WHAT TO WORK ON: Could you transcribe the material below exactly, without leaving out a single line?

ENTRIES SHOWN:
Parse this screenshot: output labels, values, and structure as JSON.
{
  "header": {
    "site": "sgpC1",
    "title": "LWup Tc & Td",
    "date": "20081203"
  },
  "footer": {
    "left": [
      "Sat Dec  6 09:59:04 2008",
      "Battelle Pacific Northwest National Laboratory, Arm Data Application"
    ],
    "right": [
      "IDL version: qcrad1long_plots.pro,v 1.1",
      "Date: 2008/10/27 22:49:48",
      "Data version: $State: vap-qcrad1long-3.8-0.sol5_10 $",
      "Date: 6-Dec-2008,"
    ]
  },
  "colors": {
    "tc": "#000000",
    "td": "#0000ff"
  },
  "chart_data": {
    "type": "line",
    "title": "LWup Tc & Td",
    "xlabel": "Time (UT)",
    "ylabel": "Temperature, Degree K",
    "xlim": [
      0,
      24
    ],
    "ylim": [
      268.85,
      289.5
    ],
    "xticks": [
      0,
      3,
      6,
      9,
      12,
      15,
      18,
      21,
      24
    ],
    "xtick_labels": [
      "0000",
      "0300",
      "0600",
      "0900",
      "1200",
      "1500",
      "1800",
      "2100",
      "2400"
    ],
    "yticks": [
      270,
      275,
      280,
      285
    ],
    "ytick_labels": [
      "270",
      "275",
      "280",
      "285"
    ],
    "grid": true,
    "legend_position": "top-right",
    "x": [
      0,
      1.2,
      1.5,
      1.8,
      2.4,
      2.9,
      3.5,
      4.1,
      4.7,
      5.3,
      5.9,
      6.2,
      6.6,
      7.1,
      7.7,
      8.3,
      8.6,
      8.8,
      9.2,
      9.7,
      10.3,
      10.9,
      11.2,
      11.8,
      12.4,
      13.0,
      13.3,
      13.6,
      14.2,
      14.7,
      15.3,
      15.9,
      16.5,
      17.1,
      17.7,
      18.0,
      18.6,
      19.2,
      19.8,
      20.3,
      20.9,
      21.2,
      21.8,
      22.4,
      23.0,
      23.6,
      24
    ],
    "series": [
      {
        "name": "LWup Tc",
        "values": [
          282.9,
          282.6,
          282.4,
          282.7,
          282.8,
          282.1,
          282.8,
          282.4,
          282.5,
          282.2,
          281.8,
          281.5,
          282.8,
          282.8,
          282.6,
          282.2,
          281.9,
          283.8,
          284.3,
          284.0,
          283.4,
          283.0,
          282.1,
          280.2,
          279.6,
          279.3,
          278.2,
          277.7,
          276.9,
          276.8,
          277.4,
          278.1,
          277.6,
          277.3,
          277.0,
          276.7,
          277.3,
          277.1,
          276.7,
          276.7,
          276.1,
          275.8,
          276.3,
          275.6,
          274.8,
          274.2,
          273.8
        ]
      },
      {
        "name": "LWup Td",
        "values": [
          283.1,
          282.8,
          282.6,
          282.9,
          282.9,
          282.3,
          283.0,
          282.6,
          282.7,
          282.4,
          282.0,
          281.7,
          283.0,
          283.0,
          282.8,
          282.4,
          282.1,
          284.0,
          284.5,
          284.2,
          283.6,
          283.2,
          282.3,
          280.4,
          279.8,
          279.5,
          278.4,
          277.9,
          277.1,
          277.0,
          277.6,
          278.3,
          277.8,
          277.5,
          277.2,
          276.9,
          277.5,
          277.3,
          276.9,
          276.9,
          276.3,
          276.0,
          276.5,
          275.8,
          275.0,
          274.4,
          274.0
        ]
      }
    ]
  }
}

ANSWER TO THE EXERCISE:
Parse this screenshot: output labels, values, and structure as JSON.
{
  "header": {
    "site": "sgpC1",
    "title": "LWup Tc & Td",
    "date": "20081203"
  },
  "footer": {
    "left": [
      "Sat Dec  6 09:59:04 2008",
      "Battelle Pacific Northwest National Laboratory, Arm Data Application"
    ],
    "right": [
      "IDL version: qcrad1long_plots.pro,v 1.1",
      "Date: 2008/10/27 22:49:48",
      "Data version: $State: vap-qcrad1long-3.8-0.sol5_10 $",
      "Date: 6-Dec-2008,"
    ]
  },
  "colors": {
    "tc": "#000000",
    "td": "#0000ff"
  },
  "chart_data": {
    "type": "line",
    "title": "LWup Tc & Td",
    "xlabel": "Time (UT)",
    "ylabel": "Temperature, Degree K",
    "xlim": [
      0,
      24
    ],
    "ylim": [
      268.85,
      289.5
    ],
    "xticks": [
      0,
      3,
      6,
      9,
      12,
      15,
      18,
      21,
      24
    ],
    "xtick_labels": [
      "0000",
      "0300",
      "0600",
      "0900",
      "1200",
      "1500",
      "1800",
      "2100",
      "2400"
    ],
    "yticks": [
      270,
      275,
      280,
      285
    ],
    "ytick_labels": [
      "270",
      "275",
      "280",
      "285"
    ],
    "grid": true,
    "legend_position": "top-right",
    "x": [
      0,
      1.2,
      1.5,
      1.8,
      2.4,
      2.9,
      3.5,
      4.1,
      4.7,
      5.3,
      5.9,
      6.2,
      6.6,
      7.1,
      7.7,
      8.3,
      8.6,
      8.8,
      9.2,
      9.7,
      10.3,
      10.9,
      11.2,
      11.8,
      12.4,
      13.0,
      13.3,
      13.6,
      14.2,
      14.7,
      15.3,
      15.9,
      16.5,
      17.1,
      17.7,
      18.0,
      18.6,
      19.2,
      19.8,
      20.3,
      20.9,
      21.2,
      21.8,
      22.4,
      23.0,
      23.6,
      24
    ],
    "series": [
      {
        "name": "LWup Tc",
        "values": [
          282.9,
          282.6,
          282.4,
          282.7,
          282.8,
          282.1,
          282.8,
          282.4,
          282.5,
          282.2,
          281.8,
          281.5,
          282.8,
          282.8,
          282.6,
          282.2,
          281.9,
          283.8,
          284.3,
          284.0,
          283.4,
          283.0,
          282.1,
          280.2,
          279.6,
          279.3,
          278.2,
          277.7,
          276.9,
          276.8,
          277.4,
          278.1,
          277.6,
          277.3,
          277.0,
          276.7,
          277.3,
          277.1,
          276.7,
          276.7,
          276.1,
          275.8,
          276.3,
          275.6,
          274.8,
          274.2,
          273.8
        ]
      },
      {
        "name": "LWup Td",
        "values": [
          283.1,
          282.8,
          282.6,
          282.9,
          282.9,
          282.3,
          283.0,
          282.6,
          282.7,
          282.4,
          282.0,
          281.7,
          283.0,
          283.0,
          282.8,
          282.4,
          282.1,
          284.0,
          284.5,
          284.2,
          283.6,
          283.2,
          282.3,
          280.4,
          279.8,
          279.5,
          278.4,
          277.9,
          277.1,
          277.0,
          277.6,
          278.3,
          277.8,
          277.5,
          277.2,
          276.9,
          277.5,
          277.3,
          276.9,
          276.9,
          276.3,
          276.0,
          276.5,
          275.8,
          275.0,
          274.4,
          274.0
        ]
      }
    ]
  }
}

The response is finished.